## Stored data
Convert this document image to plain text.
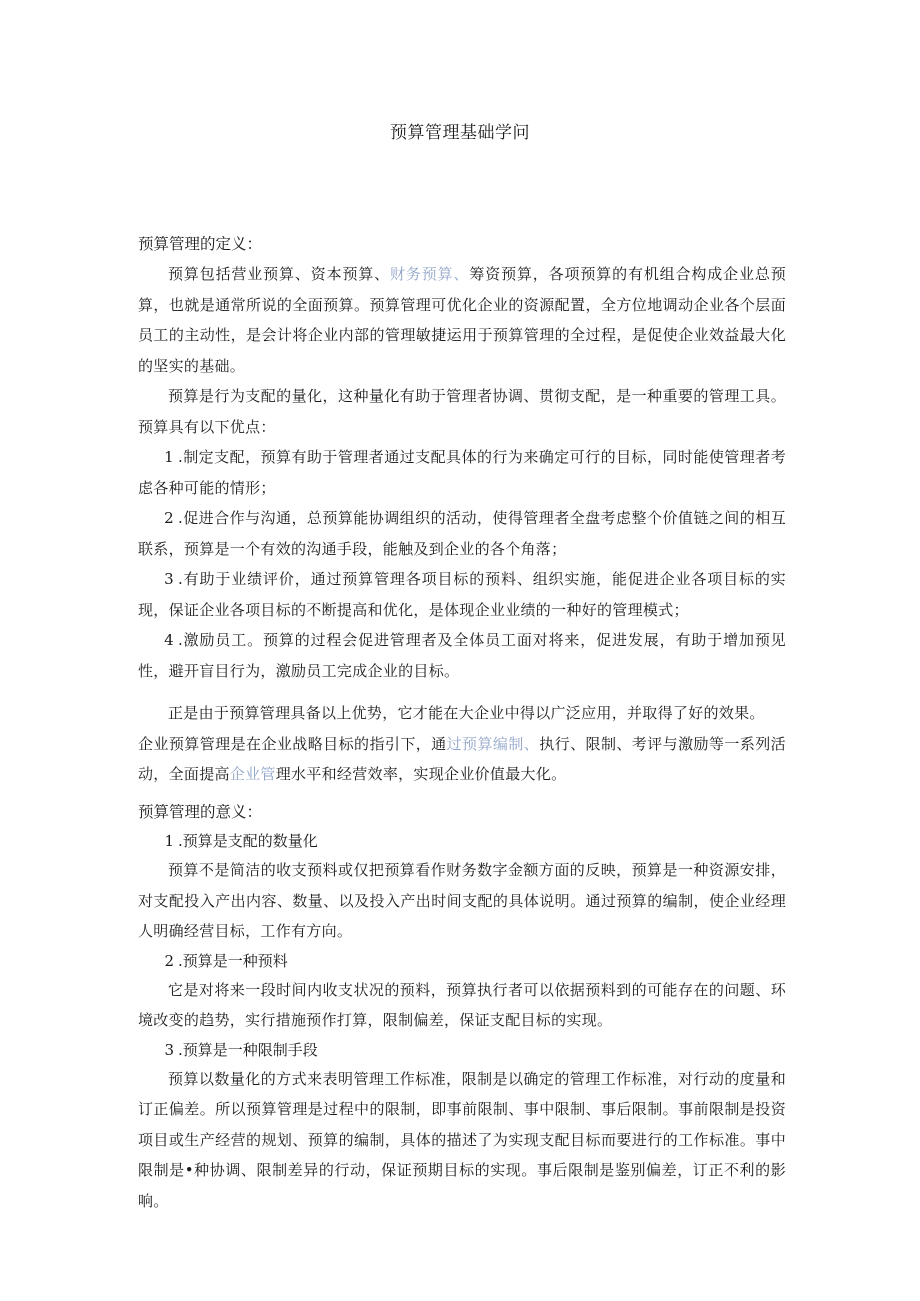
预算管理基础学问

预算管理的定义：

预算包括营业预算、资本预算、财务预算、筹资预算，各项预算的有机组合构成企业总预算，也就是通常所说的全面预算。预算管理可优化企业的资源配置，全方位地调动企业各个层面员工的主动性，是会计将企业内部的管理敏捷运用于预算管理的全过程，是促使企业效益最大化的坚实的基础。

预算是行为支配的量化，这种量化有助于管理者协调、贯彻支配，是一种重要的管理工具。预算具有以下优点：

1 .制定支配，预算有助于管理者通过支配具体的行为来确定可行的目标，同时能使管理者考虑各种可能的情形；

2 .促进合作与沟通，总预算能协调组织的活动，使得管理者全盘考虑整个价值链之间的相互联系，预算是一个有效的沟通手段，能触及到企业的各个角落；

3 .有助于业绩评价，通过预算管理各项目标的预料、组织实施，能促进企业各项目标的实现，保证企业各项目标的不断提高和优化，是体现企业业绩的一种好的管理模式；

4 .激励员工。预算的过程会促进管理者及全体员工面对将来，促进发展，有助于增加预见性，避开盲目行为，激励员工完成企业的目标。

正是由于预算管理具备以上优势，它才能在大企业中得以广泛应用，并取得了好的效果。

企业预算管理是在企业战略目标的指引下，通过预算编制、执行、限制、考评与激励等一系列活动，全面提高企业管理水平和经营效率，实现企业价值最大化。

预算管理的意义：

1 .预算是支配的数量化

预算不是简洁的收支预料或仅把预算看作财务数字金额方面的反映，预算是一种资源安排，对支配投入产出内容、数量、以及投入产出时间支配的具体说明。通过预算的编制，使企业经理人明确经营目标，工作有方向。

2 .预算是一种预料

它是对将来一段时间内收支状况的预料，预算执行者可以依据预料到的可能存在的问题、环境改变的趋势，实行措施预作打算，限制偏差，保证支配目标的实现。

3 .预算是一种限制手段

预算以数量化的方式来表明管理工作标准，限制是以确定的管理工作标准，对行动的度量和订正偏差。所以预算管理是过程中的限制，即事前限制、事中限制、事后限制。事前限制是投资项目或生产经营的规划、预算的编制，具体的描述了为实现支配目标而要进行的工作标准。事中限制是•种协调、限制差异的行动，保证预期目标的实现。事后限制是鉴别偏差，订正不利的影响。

## Exercise aim
Print each record exactly as it stands, leaving the images out.

## Problem solution
Convert this document image to plain text.
预算管理基础学问

预算管理的定义：

预算包括营业预算、资本预算、财务预算、筹资预算，各项预算的有机组合构成企业总预算，也就是通常所说的全面预算。预算管理可优化企业的资源配置，全方位地调动企业各个层面员工的主动性，是会计将企业内部的管理敏捷运用于预算管理的全过程，是促使企业效益最大化的坚实的基础。

预算是行为支配的量化，这种量化有助于管理者协调、贯彻支配，是一种重要的管理工具。预算具有以下优点：

1 .制定支配，预算有助于管理者通过支配具体的行为来确定可行的目标，同时能使管理者考虑各种可能的情形；

2 .促进合作与沟通，总预算能协调组织的活动，使得管理者全盘考虑整个价值链之间的相互联系，预算是一个有效的沟通手段，能触及到企业的各个角落；

3 .有助于业绩评价，通过预算管理各项目标的预料、组织实施，能促进企业各项目标的实现，保证企业各项目标的不断提高和优化，是体现企业业绩的一种好的管理模式；

4 .激励员工。预算的过程会促进管理者及全体员工面对将来，促进发展，有助于增加预见性，避开盲目行为，激励员工完成企业的目标。

正是由于预算管理具备以上优势，它才能在大企业中得以广泛应用，并取得了好的效果。

企业预算管理是在企业战略目标的指引下，通过预算编制、执行、限制、考评与激励等一系列活动，全面提高企业管理水平和经营效率，实现企业价值最大化。

预算管理的意义：

1 .预算是支配的数量化

预算不是简洁的收支预料或仅把预算看作财务数字金额方面的反映，预算是一种资源安排，对支配投入产出内容、数量、以及投入产出时间支配的具体说明。通过预算的编制，使企业经理人明确经营目标，工作有方向。

2 .预算是一种预料

它是对将来一段时间内收支状况的预料，预算执行者可以依据预料到的可能存在的问题、环境改变的趋势，实行措施预作打算，限制偏差，保证支配目标的实现。

3 .预算是一种限制手段

预算以数量化的方式来表明管理工作标准，限制是以确定的管理工作标准，对行动的度量和订正偏差。所以预算管理是过程中的限制，即事前限制、事中限制、事后限制。事前限制是投资项目或生产经营的规划、预算的编制，具体的描述了为实现支配目标而要进行的工作标准。事中限制是•种协调、限制差异的行动，保证预期目标的实现。事后限制是鉴别偏差，订正不利的影响。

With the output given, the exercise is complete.